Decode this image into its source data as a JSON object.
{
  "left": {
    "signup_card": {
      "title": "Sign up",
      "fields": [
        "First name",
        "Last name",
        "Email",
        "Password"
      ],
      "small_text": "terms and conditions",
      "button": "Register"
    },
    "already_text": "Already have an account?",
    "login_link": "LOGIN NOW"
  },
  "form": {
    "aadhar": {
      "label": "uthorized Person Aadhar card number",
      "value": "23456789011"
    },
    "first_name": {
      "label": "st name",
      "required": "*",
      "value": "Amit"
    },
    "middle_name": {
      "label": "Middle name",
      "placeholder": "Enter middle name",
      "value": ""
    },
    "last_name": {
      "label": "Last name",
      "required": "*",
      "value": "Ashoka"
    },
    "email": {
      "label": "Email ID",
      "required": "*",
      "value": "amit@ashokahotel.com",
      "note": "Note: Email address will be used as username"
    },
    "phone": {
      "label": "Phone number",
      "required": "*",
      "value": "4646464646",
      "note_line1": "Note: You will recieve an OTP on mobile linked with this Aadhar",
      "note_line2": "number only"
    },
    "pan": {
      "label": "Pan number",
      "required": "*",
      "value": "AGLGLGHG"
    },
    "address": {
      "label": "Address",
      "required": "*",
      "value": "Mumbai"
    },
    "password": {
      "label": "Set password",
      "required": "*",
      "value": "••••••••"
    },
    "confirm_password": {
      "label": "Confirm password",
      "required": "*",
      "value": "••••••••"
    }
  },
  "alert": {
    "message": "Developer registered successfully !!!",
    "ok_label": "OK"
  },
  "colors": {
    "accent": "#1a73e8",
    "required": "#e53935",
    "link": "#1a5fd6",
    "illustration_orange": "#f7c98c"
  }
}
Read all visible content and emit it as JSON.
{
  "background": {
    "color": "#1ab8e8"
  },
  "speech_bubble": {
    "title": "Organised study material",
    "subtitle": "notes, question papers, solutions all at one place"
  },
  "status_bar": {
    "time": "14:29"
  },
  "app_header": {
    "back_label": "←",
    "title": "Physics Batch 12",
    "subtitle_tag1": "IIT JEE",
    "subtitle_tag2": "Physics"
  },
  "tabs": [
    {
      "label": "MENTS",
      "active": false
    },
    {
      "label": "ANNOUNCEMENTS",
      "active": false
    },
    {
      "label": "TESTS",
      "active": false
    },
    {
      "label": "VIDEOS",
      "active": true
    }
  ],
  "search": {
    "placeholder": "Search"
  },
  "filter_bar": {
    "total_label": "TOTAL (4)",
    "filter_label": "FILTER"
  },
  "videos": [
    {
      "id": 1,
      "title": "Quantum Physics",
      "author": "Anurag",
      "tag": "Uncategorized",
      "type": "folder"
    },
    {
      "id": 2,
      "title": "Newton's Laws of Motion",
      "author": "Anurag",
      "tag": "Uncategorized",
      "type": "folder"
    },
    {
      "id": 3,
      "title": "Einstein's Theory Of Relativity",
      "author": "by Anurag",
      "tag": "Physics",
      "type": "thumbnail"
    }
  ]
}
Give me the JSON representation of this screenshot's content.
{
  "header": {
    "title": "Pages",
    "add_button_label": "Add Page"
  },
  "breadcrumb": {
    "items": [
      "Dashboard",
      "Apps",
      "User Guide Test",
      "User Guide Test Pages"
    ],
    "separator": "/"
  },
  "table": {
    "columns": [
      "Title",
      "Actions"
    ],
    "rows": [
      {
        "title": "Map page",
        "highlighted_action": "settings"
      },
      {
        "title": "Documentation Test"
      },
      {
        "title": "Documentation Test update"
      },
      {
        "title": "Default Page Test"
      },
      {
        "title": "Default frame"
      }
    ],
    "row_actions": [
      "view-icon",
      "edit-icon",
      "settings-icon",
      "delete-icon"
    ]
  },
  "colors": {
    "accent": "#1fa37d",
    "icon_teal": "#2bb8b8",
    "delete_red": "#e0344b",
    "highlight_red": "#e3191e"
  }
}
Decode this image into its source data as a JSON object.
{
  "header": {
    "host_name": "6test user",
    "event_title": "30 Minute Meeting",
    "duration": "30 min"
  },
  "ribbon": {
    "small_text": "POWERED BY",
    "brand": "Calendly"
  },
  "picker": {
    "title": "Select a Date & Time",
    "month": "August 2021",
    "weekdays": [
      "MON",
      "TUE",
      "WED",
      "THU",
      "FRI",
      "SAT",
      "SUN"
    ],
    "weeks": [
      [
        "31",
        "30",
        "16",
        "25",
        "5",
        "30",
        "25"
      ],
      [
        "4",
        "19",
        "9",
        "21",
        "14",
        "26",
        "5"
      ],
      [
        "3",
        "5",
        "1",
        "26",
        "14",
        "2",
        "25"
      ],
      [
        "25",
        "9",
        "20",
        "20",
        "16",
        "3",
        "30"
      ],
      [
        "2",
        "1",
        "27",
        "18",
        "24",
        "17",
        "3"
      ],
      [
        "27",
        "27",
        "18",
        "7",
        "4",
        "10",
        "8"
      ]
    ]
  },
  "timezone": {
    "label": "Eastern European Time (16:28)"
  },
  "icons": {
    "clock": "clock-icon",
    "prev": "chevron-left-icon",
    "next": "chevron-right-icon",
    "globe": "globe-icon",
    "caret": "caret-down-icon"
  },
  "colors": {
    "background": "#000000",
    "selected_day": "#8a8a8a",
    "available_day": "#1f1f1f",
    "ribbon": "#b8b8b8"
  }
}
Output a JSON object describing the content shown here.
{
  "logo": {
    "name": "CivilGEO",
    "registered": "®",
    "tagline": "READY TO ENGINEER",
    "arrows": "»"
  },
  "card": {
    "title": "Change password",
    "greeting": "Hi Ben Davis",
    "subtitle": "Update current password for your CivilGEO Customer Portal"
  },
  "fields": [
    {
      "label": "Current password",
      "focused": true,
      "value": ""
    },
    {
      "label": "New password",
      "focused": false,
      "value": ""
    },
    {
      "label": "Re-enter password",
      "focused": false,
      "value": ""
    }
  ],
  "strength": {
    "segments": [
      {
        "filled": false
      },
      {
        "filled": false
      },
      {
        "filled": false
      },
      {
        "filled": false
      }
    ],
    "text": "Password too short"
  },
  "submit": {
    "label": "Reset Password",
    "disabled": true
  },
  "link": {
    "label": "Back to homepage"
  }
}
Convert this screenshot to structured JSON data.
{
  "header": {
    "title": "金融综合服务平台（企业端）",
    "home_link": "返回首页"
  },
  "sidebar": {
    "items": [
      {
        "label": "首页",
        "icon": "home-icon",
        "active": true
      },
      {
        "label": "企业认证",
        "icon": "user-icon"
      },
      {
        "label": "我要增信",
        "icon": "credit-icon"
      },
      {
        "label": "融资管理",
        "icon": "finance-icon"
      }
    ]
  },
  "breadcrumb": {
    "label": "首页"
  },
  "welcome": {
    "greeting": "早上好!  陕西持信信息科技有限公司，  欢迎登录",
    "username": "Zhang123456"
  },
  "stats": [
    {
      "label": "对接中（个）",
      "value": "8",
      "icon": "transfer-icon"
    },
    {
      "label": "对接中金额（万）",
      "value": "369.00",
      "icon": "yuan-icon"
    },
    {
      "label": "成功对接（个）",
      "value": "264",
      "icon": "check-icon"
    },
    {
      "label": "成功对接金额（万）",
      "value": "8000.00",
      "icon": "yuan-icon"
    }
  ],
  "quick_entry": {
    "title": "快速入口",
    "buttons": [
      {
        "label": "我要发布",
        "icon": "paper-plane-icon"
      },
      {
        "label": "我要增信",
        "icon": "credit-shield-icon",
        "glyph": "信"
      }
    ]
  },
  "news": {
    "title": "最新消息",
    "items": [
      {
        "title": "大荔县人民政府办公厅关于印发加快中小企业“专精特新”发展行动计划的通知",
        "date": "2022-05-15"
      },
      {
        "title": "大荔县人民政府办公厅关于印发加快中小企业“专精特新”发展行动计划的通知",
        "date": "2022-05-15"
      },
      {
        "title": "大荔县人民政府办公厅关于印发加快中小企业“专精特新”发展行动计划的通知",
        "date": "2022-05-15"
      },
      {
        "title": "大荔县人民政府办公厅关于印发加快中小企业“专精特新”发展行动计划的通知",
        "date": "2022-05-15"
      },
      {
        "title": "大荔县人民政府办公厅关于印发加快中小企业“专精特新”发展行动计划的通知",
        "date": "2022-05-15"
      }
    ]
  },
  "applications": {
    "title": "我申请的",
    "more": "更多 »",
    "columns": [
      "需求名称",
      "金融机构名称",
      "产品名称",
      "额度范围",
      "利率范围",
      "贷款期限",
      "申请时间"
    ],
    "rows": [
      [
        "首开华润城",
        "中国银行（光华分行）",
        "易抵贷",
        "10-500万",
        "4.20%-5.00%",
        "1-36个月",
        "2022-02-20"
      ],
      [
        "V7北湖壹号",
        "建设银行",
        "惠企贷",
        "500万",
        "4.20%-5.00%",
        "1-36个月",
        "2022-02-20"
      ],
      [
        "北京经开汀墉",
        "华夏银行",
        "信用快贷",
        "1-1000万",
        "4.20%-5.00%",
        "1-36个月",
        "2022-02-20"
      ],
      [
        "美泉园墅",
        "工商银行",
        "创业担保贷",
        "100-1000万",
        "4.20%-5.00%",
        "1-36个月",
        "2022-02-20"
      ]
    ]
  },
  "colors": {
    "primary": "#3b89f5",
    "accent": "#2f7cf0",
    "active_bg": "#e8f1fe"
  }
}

# # # # # # #

• [Problem to solve]:
Only a number is wanted: how many lines above include "Default"?

• [Output for this task]:
2